» **To be done**:
**1.** Return the passage of the Glen of Imaal terrier thread from "what a shame,, they" up to and including "i totally wrong...".
**2.** Answer these questions from the Glen of Imaal terrier thread, marking your answers (a), (b), (c) to match:
(a) On what date were the eight pups born?
(b) How many pups were registered with the KC last year, according to porky pig?
(c) Which breed was in Heartbeat, according to sikwemu?
**3.** Extend the Glen of Imaal terrier thread from the point where it stops.

» **Source passage**:
........

# our irish glen of imaal terrier & pups



## porky pig (Sep 14, 2008)

a couple of pics of our glen with her 8 pups born 5 sept does anyone else
out there keep glens


----------



## colliemerles (Nov 2, 2007)

shes lovely, and the pups are cute,, i havent seen a glen of imaal terrier for years,, are there not as many around now.????


----------



## Guest (Sep 14, 2008)

awww they are gorgeous...mum looks so scraggy lol


----------



## porky pig (Sep 14, 2008)

colliemerles said:


> shes lovely, and the pups are cute,, i havent seen a glen of imaal terrier for years,, are there not as many around now.????


you dont see many about, i think there was only 36 pups registered with the kc last year and roughly the same in ireland 
heres a pic of my other glen broc


----------



## colliemerles (Nov 2, 2007)

what a shame,, they look lovely, never owned one, so dont know what they are like, are they work, pet or show dogs, will you keep the pups,


----------



## sullivan (Aug 29, 2008)

They are lovely and i havent seen many of this breed about. Is this the breed they used in heartbeat or am i totally wrong...


----------



## sikwemu (Sep 14, 2008)

Bedlington Terriers were in Heartbeat. 
I've got a Glen. Where was your Glen from Porky?


----------



## sullivan (Aug 29, 2008)

sikwemu said:


> Bedlington Terriers were in Heartbeat.
> I've got a Glen. Where was your Glen from Porky?


I wasnt sure as i said i still think there cute any way. Not good on this breed as you may have noticed ...


----------



## terriermaid (Nov 5, 2007)

........

» **Data excerpts**:
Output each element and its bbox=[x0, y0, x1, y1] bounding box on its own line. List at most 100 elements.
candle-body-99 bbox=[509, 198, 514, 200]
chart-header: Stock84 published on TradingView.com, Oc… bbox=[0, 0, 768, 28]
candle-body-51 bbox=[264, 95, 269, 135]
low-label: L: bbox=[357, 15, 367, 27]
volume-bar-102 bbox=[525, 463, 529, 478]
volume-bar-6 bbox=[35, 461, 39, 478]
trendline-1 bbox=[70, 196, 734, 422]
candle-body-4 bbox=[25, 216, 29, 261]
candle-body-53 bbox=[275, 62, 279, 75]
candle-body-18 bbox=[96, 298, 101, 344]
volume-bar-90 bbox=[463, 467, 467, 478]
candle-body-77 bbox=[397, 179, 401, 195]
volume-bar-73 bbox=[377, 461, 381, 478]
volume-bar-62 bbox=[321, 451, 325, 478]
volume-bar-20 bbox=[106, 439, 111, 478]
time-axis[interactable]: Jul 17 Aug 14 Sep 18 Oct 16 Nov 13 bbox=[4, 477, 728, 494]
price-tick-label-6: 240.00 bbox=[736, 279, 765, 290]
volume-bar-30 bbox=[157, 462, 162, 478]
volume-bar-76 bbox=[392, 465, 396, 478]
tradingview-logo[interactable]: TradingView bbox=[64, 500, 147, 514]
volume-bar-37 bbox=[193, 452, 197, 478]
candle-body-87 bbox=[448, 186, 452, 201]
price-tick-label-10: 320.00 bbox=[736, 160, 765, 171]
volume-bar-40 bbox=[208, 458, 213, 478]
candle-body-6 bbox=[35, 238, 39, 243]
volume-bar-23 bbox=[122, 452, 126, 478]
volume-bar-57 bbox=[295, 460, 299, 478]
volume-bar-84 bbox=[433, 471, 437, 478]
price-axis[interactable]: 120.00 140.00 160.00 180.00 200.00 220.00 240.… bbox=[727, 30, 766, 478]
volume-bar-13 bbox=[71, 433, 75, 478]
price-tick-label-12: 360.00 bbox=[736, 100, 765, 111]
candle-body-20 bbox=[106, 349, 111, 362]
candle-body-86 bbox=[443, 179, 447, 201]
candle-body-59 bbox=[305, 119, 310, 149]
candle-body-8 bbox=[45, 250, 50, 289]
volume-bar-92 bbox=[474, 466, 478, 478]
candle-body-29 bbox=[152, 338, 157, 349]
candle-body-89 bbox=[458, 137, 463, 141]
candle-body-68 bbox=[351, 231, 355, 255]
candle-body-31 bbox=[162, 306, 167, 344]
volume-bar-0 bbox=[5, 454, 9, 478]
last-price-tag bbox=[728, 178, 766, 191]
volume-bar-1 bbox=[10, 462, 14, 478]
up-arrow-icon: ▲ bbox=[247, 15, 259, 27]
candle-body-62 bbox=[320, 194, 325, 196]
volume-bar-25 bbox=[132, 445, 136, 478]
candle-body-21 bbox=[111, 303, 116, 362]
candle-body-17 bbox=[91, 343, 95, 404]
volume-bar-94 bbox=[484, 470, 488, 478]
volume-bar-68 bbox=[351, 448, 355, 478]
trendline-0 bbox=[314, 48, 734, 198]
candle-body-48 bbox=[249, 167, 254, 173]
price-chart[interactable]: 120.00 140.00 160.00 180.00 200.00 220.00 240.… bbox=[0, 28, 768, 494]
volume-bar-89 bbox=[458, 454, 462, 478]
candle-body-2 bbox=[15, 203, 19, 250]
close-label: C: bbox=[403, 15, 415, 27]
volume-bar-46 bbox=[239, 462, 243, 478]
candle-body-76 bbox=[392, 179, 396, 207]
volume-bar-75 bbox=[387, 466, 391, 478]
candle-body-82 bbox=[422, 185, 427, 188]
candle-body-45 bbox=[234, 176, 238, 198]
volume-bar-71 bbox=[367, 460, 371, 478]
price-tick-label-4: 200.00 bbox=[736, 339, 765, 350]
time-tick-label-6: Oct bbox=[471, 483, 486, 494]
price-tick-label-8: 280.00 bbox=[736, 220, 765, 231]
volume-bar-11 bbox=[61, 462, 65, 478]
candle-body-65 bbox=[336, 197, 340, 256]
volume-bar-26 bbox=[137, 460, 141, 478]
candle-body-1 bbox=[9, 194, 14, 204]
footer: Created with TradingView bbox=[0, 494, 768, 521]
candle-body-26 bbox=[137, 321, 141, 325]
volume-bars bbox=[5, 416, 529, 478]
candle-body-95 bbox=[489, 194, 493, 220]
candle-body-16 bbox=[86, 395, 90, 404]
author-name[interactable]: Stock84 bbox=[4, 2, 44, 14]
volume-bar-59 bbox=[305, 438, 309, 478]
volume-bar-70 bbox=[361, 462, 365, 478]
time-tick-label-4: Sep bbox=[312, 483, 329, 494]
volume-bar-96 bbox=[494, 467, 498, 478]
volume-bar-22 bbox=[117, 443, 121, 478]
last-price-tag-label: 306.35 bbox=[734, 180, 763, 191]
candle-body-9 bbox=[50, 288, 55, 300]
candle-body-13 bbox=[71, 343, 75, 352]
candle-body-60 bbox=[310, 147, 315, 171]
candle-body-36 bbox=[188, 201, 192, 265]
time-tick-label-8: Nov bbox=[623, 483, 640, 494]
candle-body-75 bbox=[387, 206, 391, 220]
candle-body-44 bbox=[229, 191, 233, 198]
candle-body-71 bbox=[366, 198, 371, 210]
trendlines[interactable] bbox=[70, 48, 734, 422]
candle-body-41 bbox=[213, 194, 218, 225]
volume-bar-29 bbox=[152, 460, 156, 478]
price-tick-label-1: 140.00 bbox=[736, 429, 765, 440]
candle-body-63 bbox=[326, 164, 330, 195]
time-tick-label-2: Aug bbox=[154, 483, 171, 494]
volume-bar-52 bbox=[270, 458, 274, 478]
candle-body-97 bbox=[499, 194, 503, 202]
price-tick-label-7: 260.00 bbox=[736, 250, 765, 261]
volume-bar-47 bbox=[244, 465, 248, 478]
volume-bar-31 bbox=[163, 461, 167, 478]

........

» **Results in order**:
**1.**
what a shame,, they look lovely, never owned one, so dont know what they are like, are they work, pet or show dogs, will you keep the pups,


----------



## sullivan (Aug 29, 2008)

They are lovely and i havent seen many of this breed about. Is this the breed they used in heartbeat or am i totally wrong...

**2.**
(a) 5 September
(b) Only 36
(c) Bedlington Terriers

**3.**
nice to see a litter of glens ,theres very few about like you say ,i dont know much about them except ,lol there very noisy ,were always benched next to the at 3 counties,i have heard there very hard badger dogs?


----------



## sikwemu (Sep 14, 2008)

There are more Glens around than people realise. They are like all Terriers, some have a mouth and some don't!!


----------



## guineapigqueen (Jan 12, 2008)

I clipped a Glen not so long ago and when speaking to the lady at Crufts I never realised how low the numbers were.


----------



## porky pig (Sep 14, 2008)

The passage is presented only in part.